To do:
Return all of the entries exactly, with nothing added or left out.
== Provided data ==
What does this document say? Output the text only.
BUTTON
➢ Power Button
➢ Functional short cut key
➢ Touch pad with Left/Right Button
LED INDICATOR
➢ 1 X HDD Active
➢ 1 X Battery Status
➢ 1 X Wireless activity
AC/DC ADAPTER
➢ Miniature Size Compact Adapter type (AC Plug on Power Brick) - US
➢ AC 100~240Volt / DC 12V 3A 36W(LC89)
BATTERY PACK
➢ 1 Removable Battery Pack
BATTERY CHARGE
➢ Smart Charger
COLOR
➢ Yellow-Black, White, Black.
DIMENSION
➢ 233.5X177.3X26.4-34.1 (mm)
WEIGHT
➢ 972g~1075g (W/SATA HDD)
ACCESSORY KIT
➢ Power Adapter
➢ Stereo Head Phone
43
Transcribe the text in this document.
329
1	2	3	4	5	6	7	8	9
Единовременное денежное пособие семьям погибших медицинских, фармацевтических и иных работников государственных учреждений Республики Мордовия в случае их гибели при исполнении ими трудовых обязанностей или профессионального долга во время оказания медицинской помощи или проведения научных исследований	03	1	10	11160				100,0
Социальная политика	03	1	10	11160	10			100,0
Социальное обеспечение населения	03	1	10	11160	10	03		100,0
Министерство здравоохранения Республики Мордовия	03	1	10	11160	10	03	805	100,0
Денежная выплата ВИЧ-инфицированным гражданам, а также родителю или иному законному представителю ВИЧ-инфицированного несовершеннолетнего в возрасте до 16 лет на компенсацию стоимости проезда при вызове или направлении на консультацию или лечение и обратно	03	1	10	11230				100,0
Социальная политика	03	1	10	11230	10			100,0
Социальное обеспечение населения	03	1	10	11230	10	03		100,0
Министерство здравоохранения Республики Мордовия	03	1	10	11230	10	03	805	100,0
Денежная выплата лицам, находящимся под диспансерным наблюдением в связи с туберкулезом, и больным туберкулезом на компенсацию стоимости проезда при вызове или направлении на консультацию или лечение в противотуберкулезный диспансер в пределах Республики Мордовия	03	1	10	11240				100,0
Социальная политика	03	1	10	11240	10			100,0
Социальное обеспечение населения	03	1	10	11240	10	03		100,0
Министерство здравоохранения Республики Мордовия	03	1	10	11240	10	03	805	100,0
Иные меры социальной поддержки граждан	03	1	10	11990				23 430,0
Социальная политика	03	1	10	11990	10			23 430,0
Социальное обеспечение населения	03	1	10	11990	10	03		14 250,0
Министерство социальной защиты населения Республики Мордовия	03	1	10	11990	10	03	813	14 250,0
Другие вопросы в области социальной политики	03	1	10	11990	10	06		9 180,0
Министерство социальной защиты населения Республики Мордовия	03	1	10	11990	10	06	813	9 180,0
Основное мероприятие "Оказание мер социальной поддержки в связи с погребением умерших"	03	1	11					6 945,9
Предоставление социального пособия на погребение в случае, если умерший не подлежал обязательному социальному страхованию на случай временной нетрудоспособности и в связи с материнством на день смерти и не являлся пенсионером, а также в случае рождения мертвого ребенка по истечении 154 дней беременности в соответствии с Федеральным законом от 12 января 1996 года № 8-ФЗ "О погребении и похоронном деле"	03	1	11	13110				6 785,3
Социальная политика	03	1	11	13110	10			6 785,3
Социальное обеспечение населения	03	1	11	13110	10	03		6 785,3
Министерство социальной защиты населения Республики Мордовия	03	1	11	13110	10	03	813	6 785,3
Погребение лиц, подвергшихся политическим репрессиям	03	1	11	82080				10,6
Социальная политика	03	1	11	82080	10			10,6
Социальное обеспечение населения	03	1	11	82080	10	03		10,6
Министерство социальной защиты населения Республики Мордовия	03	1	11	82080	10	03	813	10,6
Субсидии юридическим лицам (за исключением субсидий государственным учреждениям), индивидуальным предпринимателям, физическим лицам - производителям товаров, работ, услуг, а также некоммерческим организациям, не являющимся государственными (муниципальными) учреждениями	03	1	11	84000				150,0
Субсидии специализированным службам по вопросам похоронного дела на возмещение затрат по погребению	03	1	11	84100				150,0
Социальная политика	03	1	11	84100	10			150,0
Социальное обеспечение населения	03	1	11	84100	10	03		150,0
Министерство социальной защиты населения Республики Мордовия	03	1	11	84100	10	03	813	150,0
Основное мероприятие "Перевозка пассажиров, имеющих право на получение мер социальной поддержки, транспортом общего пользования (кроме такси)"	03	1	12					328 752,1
===
Final result:
What does this document say? Output the text only.
BUTTON
➢ Power Button
➢ Functional short cut key
➢ Touch pad with Left/Right Button
LED INDICATOR
➢ 1 X HDD Active
➢ 1 X Battery Status
➢ 1 X Wireless activity
AC/DC ADAPTER
➢ Miniature Size Compact Adapter type (AC Plug on Power Brick) - US
➢ AC 100~240Volt / DC 12V 3A 36W(LC89)
BATTERY PACK
➢ 1 Removable Battery Pack
BATTERY CHARGE
➢ Smart Charger
COLOR
➢ Yellow-Black, White, Black.
DIMENSION
➢ 233.5X177.3X26.4-34.1 (mm)
WEIGHT
➢ 972g~1075g (W/SATA HDD)
ACCESSORY KIT
➢ Power Adapter
➢ Stereo Head Phone
43
Transcribe the text in this document.
329
1	2	3	4	5	6	7	8	9
Единовременное денежное пособие семьям погибших медицинских, фармацевтических и иных работников государственных учреждений Республики Мордовия в случае их гибели при исполнении ими трудовых обязанностей или профессионального долга во время оказания медицинской помощи или проведения научных исследований	03	1	10	11160				100,0
Социальная политика	03	1	10	11160	10			100,0
Социальное обеспечение населения	03	1	10	11160	10	03		100,0
Министерство здравоохранения Республики Мордовия	03	1	10	11160	10	03	805	100,0
Денежная выплата ВИЧ-инфицированным гражданам, а также родителю или иному законному представителю ВИЧ-инфицированного несовершеннолетнего в возрасте до 16 лет на компенсацию стоимости проезда при вызове или направлении на консультацию или лечение и обратно	03	1	10	11230				100,0
Социальная политика	03	1	10	11230	10			100,0
Социальное обеспечение населения	03	1	10	11230	10	03		100,0
Министерство здравоохранения Республики Мордовия	03	1	10	11230	10	03	805	100,0
Денежная выплата лицам, находящимся под диспансерным наблюдением в связи с туберкулезом, и больным туберкулезом на компенсацию стоимости проезда при вызове или направлении на консультацию или лечение в противотуберкулезный диспансер в пределах Республики Мордовия	03	1	10	11240				100,0
Социальная политика	03	1	10	11240	10			100,0
Социальное обеспечение населения	03	1	10	11240	10	03		100,0
Министерство здравоохранения Республики Мордовия	03	1	10	11240	10	03	805	100,0
Иные меры социальной поддержки граждан	03	1	10	11990				23 430,0
Социальная политика	03	1	10	11990	10			23 430,0
Социальное обеспечение населения	03	1	10	11990	10	03		14 250,0
Министерство социальной защиты населения Республики Мордовия	03	1	10	11990	10	03	813	14 250,0
Другие вопросы в области социальной политики	03	1	10	11990	10	06		9 180,0
Министерство социальной защиты населения Республики Мордовия	03	1	10	11990	10	06	813	9 180,0
Основное мероприятие "Оказание мер социальной поддержки в связи с погребением умерших"	03	1	11					6 945,9
Предоставление социального пособия на погребение в случае, если умерший не подлежал обязательному социальному страхованию на случай временной нетрудоспособности и в связи с материнством на день смерти и не являлся пенсионером, а также в случае рождения мертвого ребенка по истечении 154 дней беременности в соответствии с Федеральным законом от 12 января 1996 года № 8-ФЗ "О погребении и похоронном деле"	03	1	11	13110				6 785,3
Социальная политика	03	1	11	13110	10			6 785,3
Социальное обеспечение населения	03	1	11	13110	10	03		6 785,3
Министерство социальной защиты населения Республики Мордовия	03	1	11	13110	10	03	813	6 785,3
Погребение лиц, подвергшихся политическим репрессиям	03	1	11	82080				10,6
Социальная политика	03	1	11	82080	10			10,6
Социальное обеспечение населения	03	1	11	82080	10	03		10,6
Министерство социальной защиты населения Республики Мордовия	03	1	11	82080	10	03	813	10,6
Субсидии юридическим лицам (за исключением субсидий государственным учреждениям), индивидуальным предпринимателям, физическим лицам - производителям товаров, работ, услуг, а также некоммерческим организациям, не являющимся государственными (муниципальными) учреждениями	03	1	11	84000				150,0
Субсидии специализированным службам по вопросам похоронного дела на возмещение затрат по погребению	03	1	11	84100				150,0
Социальная политика	03	1	11	84100	10			150,0
Социальное обеспечение населения	03	1	11	84100	10	03		150,0
Министерство социальной защиты населения Республики Мордовия	03	1	11	84100	10	03	813	150,0
Основное мероприятие "Перевозка пассажиров, имеющих право на получение мер социальной поддержки, транспортом общего пользования (кроме такси)"	03	1	12					328 752,1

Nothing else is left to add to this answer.